Dataset items:

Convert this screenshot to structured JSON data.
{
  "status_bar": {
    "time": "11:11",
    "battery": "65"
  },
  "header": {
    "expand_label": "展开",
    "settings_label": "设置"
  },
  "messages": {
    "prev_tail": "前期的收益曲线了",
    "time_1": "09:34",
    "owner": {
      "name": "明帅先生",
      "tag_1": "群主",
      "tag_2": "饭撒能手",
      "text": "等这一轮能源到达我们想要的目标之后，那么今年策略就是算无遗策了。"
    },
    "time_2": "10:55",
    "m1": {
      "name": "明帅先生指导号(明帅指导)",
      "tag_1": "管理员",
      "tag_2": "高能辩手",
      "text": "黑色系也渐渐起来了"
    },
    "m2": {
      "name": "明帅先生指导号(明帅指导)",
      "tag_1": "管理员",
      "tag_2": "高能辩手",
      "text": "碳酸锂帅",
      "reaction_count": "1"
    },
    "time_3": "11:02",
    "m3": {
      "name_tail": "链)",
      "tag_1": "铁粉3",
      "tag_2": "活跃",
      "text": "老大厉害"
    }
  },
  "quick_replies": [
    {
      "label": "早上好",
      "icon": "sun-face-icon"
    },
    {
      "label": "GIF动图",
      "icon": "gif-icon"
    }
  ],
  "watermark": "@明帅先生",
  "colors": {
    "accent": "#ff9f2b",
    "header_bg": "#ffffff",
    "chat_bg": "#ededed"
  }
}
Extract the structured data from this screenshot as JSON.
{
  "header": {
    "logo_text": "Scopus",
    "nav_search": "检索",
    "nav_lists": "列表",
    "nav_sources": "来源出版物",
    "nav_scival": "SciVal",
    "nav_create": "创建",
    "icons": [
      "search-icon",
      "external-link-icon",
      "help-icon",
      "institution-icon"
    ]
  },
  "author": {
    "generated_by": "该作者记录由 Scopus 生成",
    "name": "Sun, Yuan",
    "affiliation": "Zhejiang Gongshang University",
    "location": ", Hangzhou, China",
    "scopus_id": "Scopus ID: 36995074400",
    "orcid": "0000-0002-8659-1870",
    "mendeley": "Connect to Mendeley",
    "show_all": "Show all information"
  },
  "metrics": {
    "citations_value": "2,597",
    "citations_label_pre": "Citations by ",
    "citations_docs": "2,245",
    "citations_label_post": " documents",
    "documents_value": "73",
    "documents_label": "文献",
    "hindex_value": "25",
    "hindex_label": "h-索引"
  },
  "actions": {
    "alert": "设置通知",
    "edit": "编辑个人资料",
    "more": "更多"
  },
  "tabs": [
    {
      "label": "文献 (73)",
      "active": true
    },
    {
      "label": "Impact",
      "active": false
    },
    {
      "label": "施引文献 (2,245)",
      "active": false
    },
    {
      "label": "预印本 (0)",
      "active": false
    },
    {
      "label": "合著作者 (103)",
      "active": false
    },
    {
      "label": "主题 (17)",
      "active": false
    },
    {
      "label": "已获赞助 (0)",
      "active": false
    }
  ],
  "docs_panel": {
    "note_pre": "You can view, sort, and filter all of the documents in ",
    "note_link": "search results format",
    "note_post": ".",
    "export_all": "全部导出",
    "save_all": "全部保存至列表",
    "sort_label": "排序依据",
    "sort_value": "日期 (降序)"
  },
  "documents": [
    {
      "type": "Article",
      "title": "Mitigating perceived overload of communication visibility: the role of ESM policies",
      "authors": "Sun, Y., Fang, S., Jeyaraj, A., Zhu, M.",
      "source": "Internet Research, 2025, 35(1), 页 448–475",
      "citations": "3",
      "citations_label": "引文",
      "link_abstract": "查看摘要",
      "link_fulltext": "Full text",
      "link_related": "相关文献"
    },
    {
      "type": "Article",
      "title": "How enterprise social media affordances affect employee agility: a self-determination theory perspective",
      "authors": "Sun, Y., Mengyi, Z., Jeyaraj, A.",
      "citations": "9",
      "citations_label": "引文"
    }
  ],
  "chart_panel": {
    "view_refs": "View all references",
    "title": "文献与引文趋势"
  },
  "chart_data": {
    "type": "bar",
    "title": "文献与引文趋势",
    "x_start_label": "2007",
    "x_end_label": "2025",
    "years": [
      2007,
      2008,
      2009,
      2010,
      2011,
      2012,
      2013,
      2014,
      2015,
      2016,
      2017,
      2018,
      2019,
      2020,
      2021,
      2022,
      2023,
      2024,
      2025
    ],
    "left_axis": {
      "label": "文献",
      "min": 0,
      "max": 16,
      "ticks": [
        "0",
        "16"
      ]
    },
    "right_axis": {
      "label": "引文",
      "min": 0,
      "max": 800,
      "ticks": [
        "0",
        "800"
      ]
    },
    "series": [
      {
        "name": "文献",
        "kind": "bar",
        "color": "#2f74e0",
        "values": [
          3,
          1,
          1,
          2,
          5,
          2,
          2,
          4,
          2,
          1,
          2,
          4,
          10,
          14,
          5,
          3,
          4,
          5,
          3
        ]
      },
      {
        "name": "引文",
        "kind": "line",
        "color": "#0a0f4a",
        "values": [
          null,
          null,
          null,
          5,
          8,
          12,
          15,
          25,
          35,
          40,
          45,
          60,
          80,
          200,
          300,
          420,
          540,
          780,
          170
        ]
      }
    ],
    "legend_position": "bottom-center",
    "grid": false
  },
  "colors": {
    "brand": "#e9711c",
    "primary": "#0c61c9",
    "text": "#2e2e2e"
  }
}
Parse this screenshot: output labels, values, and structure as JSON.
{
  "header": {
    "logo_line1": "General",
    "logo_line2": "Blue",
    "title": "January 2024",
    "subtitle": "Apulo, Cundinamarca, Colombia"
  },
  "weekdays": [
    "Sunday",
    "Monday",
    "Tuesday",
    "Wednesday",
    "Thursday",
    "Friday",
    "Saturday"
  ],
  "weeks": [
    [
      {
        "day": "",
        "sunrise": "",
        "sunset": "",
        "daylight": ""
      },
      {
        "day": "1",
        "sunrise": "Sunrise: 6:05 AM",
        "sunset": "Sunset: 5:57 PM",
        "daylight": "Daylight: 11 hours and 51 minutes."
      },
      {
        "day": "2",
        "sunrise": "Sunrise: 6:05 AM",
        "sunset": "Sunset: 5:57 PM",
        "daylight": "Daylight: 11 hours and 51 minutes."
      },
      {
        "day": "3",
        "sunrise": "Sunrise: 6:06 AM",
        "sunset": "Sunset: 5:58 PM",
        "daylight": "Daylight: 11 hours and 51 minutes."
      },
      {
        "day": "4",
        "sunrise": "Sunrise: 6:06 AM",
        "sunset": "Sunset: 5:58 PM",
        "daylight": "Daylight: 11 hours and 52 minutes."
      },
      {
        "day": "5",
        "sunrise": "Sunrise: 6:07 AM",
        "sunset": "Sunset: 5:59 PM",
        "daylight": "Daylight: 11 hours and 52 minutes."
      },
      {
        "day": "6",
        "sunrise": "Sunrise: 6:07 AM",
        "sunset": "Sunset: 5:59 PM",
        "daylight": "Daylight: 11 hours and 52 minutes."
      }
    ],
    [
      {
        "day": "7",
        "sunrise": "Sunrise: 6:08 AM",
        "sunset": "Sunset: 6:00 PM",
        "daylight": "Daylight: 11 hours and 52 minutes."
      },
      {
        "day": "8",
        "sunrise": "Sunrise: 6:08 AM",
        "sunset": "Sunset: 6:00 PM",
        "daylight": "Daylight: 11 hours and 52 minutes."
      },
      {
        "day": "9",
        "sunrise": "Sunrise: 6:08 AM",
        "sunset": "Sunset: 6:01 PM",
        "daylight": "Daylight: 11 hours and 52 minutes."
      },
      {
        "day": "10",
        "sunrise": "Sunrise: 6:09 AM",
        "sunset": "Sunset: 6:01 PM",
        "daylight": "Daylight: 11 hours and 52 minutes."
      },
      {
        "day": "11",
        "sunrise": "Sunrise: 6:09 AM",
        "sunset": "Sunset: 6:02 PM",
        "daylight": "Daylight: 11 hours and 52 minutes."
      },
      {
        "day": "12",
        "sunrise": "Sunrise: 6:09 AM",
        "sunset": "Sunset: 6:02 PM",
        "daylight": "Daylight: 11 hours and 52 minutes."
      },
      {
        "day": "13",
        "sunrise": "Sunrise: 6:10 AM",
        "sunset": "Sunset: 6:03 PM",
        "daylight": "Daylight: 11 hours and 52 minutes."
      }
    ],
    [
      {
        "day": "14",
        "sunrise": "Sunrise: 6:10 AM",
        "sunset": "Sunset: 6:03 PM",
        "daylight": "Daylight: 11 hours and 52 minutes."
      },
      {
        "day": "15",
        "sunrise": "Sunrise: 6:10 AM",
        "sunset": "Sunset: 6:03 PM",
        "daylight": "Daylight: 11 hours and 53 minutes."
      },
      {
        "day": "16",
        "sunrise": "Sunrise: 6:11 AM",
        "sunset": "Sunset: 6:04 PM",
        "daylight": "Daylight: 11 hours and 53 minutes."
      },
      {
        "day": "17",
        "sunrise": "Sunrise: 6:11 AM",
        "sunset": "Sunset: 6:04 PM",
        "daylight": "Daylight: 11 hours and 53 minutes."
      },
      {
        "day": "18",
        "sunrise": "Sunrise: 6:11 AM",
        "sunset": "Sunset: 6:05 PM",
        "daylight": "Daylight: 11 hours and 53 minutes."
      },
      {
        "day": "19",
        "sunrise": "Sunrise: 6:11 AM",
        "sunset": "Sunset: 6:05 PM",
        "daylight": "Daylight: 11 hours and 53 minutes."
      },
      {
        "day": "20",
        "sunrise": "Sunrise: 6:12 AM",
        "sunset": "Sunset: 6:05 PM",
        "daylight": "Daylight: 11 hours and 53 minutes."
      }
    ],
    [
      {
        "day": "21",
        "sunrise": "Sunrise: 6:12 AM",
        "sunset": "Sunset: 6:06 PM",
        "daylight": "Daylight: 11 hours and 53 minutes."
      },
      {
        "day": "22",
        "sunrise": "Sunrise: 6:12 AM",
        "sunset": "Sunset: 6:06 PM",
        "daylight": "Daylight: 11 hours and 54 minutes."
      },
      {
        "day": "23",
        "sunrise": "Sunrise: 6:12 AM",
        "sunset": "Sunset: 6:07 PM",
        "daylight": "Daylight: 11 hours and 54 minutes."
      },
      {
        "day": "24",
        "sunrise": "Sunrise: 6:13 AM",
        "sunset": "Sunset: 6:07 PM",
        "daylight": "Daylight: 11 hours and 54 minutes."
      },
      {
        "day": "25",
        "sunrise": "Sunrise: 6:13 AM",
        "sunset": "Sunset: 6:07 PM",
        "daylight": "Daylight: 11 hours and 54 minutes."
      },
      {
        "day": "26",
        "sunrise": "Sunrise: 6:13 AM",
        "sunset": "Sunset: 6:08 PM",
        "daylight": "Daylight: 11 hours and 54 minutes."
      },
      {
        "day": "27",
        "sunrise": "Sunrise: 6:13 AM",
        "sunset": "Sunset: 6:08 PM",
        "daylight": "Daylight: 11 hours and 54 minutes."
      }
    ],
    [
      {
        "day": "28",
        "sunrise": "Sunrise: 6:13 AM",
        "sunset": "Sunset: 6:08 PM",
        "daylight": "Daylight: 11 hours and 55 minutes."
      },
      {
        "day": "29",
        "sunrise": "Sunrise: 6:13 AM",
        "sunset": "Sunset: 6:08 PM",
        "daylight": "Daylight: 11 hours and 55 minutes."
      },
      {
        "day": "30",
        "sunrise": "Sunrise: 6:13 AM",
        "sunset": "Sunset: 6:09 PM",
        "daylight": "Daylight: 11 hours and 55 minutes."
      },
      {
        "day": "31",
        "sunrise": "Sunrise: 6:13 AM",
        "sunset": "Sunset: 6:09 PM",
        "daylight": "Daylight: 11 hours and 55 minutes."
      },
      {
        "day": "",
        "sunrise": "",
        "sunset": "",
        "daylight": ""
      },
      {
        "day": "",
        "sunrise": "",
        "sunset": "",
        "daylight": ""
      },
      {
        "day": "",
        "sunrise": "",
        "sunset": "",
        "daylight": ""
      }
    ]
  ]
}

## [Instructions to follow]
Above are the records; copy every line in them that holds the word "JSON".

## [Response for this exercise]
Convert this screenshot to structured JSON data.
Extract the structured data from this screenshot as JSON.
Parse this screenshot: output labels, values, and structure as JSON.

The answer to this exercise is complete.